## START Given data

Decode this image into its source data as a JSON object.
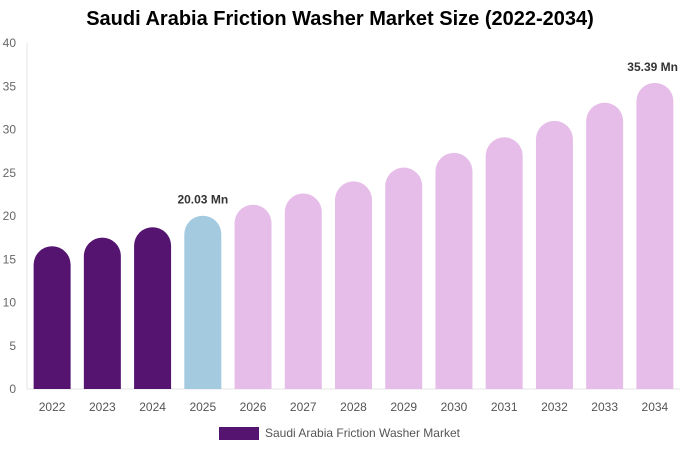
{
  "chart_data": {
    "type": "bar",
    "title": "Saudi Arabia Friction Washer Market Size (2022-2034)",
    "xlabel": "",
    "ylabel": "",
    "categories": [
      "2022",
      "2023",
      "2024",
      "2025",
      "2026",
      "2027",
      "2028",
      "2029",
      "2030",
      "2031",
      "2032",
      "2033",
      "2034"
    ],
    "series": [
      {
        "name": "Saudi Arabia Friction Washer Market",
        "values": [
          16.5,
          17.5,
          18.7,
          20.03,
          21.3,
          22.6,
          24.0,
          25.6,
          27.3,
          29.1,
          31.0,
          33.1,
          35.39
        ]
      }
    ],
    "ylim": [
      0,
      40
    ],
    "yticks": [
      0,
      5,
      10,
      15,
      20,
      25,
      30,
      35,
      40
    ],
    "data_labels": [
      {
        "index": 3,
        "text": "20.03 Mn"
      },
      {
        "index": 12,
        "text": "35.39 Mn"
      }
    ],
    "bar_colors": {
      "historical": "#541470",
      "current": "#a4cadf",
      "forecast": "#e6bde9"
    },
    "grid": false,
    "legend_position": "bottom"
  }
}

## END Given data

Directive: The records above need to be given again exactly. Omit the pictures.

Answer in full:
Decode this image into its source data as a JSON object.
{
  "chart_data": {
    "type": "bar",
    "title": "Saudi Arabia Friction Washer Market Size (2022-2034)",
    "xlabel": "",
    "ylabel": "",
    "categories": [
      "2022",
      "2023",
      "2024",
      "2025",
      "2026",
      "2027",
      "2028",
      "2029",
      "2030",
      "2031",
      "2032",
      "2033",
      "2034"
    ],
    "series": [
      {
        "name": "Saudi Arabia Friction Washer Market",
        "values": [
          16.5,
          17.5,
          18.7,
          20.03,
          21.3,
          22.6,
          24.0,
          25.6,
          27.3,
          29.1,
          31.0,
          33.1,
          35.39
        ]
      }
    ],
    "ylim": [
      0,
      40
    ],
    "yticks": [
      0,
      5,
      10,
      15,
      20,
      25,
      30,
      35,
      40
    ],
    "data_labels": [
      {
        "index": 3,
        "text": "20.03 Mn"
      },
      {
        "index": 12,
        "text": "35.39 Mn"
      }
    ],
    "bar_colors": {
      "historical": "#541470",
      "current": "#a4cadf",
      "forecast": "#e6bde9"
    },
    "grid": false,
    "legend_position": "bottom"
  }
}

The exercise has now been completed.